### Work instructions
List all lines of the data that include the string "title".

### Exercise data
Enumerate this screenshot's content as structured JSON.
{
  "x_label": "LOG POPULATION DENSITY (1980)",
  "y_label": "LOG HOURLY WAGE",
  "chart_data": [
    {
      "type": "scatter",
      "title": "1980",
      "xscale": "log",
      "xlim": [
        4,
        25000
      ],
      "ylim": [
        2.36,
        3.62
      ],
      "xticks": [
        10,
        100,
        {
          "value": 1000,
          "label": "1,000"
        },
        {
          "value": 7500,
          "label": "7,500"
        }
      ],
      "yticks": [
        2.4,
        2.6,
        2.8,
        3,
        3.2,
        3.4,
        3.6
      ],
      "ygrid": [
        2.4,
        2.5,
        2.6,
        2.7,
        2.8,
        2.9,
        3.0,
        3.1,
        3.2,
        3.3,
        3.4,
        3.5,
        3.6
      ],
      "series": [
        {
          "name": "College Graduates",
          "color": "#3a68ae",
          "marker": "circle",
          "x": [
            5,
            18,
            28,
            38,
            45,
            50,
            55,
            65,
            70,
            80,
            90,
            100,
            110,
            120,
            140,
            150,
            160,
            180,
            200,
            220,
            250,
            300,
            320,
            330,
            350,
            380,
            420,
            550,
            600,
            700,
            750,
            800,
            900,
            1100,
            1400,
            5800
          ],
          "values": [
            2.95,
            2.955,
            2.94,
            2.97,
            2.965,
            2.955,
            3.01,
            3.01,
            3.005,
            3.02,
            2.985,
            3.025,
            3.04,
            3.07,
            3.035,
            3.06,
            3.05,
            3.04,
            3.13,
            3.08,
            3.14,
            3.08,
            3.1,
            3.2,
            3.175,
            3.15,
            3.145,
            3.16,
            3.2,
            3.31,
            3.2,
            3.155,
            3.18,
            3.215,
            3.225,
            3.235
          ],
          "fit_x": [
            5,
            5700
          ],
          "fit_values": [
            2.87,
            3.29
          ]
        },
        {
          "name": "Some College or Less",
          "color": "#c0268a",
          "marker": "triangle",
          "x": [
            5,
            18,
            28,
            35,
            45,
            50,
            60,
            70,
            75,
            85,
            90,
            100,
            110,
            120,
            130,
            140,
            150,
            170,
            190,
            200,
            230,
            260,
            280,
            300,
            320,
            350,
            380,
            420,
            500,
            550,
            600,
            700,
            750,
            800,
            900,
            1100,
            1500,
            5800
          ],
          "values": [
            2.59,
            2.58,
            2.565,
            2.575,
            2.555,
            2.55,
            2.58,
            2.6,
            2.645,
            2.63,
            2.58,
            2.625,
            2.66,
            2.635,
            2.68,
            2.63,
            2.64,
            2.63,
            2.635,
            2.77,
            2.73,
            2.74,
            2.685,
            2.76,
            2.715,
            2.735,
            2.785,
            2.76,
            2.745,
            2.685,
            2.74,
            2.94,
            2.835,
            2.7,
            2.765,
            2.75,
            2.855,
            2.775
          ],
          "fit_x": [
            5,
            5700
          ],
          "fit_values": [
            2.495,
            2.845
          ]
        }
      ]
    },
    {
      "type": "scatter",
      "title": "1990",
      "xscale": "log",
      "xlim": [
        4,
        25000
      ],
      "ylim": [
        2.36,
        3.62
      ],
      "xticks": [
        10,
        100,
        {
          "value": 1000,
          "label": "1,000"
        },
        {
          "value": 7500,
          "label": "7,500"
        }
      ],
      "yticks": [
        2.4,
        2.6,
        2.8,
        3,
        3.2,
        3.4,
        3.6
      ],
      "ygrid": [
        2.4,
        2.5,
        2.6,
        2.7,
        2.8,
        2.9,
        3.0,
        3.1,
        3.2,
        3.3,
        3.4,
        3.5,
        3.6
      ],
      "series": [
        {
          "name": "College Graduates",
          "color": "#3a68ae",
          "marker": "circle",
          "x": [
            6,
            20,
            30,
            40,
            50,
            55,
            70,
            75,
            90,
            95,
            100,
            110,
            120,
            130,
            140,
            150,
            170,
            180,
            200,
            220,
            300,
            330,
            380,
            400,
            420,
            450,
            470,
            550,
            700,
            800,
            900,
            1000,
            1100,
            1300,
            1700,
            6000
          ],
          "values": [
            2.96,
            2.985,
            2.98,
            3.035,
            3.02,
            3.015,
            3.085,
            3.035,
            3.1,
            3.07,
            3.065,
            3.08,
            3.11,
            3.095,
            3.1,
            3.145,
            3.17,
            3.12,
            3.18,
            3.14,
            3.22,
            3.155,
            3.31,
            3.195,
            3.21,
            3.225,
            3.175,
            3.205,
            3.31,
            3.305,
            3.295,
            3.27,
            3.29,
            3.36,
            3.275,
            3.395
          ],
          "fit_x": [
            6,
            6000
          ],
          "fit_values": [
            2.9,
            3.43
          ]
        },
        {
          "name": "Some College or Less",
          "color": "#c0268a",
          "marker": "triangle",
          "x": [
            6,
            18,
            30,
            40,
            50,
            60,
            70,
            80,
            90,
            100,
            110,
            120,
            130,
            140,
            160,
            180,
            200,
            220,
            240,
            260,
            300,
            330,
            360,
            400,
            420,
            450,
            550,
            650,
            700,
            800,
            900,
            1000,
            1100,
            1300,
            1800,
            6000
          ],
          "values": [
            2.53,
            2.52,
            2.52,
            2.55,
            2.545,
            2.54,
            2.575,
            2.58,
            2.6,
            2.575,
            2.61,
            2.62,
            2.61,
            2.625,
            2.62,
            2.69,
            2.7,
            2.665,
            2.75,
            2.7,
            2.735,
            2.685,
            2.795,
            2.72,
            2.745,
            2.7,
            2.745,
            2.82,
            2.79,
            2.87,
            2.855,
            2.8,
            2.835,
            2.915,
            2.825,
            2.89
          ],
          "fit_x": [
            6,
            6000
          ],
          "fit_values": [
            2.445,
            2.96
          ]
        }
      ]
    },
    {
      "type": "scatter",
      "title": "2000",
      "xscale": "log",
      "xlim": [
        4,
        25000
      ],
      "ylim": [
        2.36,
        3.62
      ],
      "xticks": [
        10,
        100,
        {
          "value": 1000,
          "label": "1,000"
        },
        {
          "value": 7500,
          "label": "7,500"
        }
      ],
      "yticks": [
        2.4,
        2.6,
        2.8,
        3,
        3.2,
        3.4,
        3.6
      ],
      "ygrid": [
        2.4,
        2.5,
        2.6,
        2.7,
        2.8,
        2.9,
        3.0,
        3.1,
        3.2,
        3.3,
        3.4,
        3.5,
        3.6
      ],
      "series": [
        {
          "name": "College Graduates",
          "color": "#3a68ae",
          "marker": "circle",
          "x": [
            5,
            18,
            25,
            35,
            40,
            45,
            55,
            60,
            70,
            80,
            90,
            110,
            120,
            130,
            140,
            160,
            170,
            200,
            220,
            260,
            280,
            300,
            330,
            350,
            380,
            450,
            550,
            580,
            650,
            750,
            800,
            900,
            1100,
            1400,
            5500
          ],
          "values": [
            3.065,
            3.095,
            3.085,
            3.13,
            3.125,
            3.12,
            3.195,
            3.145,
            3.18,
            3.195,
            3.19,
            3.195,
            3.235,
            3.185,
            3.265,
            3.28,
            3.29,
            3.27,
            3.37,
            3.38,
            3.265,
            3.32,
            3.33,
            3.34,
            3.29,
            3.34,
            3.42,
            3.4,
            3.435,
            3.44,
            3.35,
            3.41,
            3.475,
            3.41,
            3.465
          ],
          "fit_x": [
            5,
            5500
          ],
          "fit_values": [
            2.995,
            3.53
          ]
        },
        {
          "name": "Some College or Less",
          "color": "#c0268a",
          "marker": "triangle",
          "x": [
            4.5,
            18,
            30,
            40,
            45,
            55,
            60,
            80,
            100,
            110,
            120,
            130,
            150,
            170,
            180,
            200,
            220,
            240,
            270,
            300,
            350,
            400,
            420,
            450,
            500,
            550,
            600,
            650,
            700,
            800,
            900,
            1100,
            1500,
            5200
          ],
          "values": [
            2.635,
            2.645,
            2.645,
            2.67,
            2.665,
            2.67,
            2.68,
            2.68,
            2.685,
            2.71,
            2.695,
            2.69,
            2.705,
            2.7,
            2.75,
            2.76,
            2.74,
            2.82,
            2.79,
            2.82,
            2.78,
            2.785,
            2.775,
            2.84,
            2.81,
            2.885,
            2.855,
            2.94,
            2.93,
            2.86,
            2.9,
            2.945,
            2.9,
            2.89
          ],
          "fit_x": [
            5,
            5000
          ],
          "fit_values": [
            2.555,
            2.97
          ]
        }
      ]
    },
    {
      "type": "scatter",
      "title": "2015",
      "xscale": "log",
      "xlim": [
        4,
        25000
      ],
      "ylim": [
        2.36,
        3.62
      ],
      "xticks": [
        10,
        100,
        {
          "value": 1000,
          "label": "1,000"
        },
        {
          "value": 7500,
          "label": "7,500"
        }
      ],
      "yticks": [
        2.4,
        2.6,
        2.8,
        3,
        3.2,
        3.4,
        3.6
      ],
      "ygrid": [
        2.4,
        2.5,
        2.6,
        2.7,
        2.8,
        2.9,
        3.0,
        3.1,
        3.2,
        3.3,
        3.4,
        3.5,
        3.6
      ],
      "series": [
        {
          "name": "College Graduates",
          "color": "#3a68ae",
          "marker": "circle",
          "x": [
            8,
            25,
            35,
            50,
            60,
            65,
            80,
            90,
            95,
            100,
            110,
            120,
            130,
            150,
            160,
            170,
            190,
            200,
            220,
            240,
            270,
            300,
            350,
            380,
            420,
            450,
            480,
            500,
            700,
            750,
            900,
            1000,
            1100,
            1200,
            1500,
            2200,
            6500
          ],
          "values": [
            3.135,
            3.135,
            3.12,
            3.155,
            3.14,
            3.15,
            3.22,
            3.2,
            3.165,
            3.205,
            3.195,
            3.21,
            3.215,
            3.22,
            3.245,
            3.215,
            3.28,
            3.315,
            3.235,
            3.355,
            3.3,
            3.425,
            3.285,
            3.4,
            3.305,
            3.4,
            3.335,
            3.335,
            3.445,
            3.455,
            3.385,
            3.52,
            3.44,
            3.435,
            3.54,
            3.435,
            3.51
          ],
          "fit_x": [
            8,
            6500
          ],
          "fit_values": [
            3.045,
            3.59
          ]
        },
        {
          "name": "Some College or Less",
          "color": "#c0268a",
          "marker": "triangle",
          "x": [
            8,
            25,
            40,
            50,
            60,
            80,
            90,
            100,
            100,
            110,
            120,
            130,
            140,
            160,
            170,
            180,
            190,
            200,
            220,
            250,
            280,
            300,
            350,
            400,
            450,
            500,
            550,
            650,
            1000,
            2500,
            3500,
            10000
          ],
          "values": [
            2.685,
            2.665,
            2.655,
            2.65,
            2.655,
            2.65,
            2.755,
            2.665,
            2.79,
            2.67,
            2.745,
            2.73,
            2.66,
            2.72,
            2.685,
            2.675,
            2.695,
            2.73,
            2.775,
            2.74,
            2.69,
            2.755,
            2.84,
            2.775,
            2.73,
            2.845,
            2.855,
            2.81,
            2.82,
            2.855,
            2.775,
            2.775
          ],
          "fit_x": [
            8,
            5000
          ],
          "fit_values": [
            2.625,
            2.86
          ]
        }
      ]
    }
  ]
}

### Written answer
      "title": "1980",
      "title": "1990",
      "title": "2000",
      "title": "2015",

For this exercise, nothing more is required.